Instructions to follow
Every entry below should be repeated exactly; the pictures should not.

Data for processing

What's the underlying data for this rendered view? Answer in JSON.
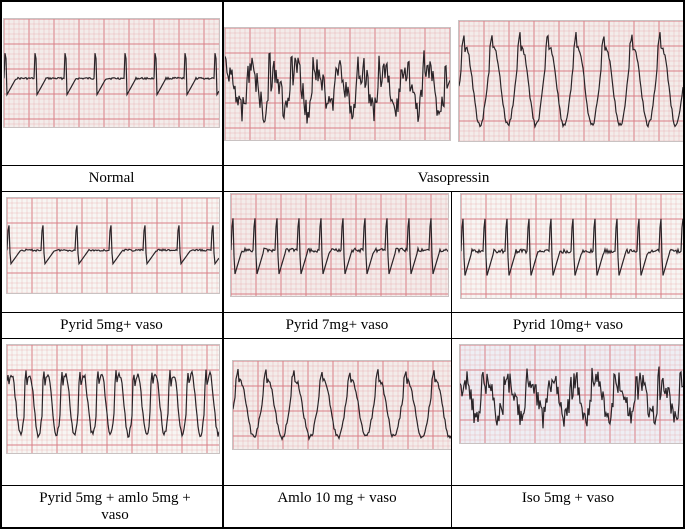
{
  "labels": {
    "normal": "Normal",
    "vasopressin": "Vasopressin",
    "pyrid5": "Pyrid 5mg+ vaso",
    "pyrid7": "Pyrid 7mg+ vaso",
    "pyrid10": "Pyrid 10mg+ vaso",
    "pyrid_amlo": "Pyrid 5mg + amlo 5mg + vaso",
    "amlo10": "Amlo 10 mg + vaso",
    "iso5": "Iso 5mg + vaso"
  },
  "colors": {
    "grid_line": "#e7a4a8",
    "grid_bold": "#d97e86",
    "trace": "#2a2428",
    "paper_pink": "#f3ecea",
    "paper_white": "#f7f6f3",
    "paper_blue": "#eeeef4",
    "border": "#000000"
  },
  "traces": [
    {
      "id": "ecg-normal",
      "paper": "paper_pink",
      "style": "normal"
    },
    {
      "id": "ecg-vaso-1",
      "paper": "paper_pink",
      "style": "noisy"
    },
    {
      "id": "ecg-vaso-2",
      "paper": "paper_pink",
      "style": "wide"
    },
    {
      "id": "ecg-pyrid5",
      "paper": "paper_white",
      "style": "sparse"
    },
    {
      "id": "ecg-pyrid7",
      "paper": "paper_pink",
      "style": "spiky"
    },
    {
      "id": "ecg-pyrid10",
      "paper": "paper_white",
      "style": "spiky"
    },
    {
      "id": "ecg-pyrid-amlo",
      "paper": "paper_white",
      "style": "dense"
    },
    {
      "id": "ecg-amlo10",
      "paper": "paper_pink",
      "style": "wide"
    },
    {
      "id": "ecg-iso5",
      "paper": "paper_blue",
      "style": "noisy"
    }
  ]
}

Response to the exercise
What's the underlying data for this rendered view? Answer in JSON.
{
  "labels": {
    "normal": "Normal",
    "vasopressin": "Vasopressin",
    "pyrid5": "Pyrid 5mg+ vaso",
    "pyrid7": "Pyrid 7mg+ vaso",
    "pyrid10": "Pyrid 10mg+ vaso",
    "pyrid_amlo": "Pyrid 5mg + amlo 5mg + vaso",
    "amlo10": "Amlo 10 mg + vaso",
    "iso5": "Iso 5mg + vaso"
  },
  "colors": {
    "grid_line": "#e7a4a8",
    "grid_bold": "#d97e86",
    "trace": "#2a2428",
    "paper_pink": "#f3ecea",
    "paper_white": "#f7f6f3",
    "paper_blue": "#eeeef4",
    "border": "#000000"
  },
  "traces": [
    {
      "id": "ecg-normal",
      "paper": "paper_pink",
      "style": "normal"
    },
    {
      "id": "ecg-vaso-1",
      "paper": "paper_pink",
      "style": "noisy"
    },
    {
      "id": "ecg-vaso-2",
      "paper": "paper_pink",
      "style": "wide"
    },
    {
      "id": "ecg-pyrid5",
      "paper": "paper_white",
      "style": "sparse"
    },
    {
      "id": "ecg-pyrid7",
      "paper": "paper_pink",
      "style": "spiky"
    },
    {
      "id": "ecg-pyrid10",
      "paper": "paper_white",
      "style": "spiky"
    },
    {
      "id": "ecg-pyrid-amlo",
      "paper": "paper_white",
      "style": "dense"
    },
    {
      "id": "ecg-amlo10",
      "paper": "paper_pink",
      "style": "wide"
    },
    {
      "id": "ecg-iso5",
      "paper": "paper_blue",
      "style": "noisy"
    }
  ]
}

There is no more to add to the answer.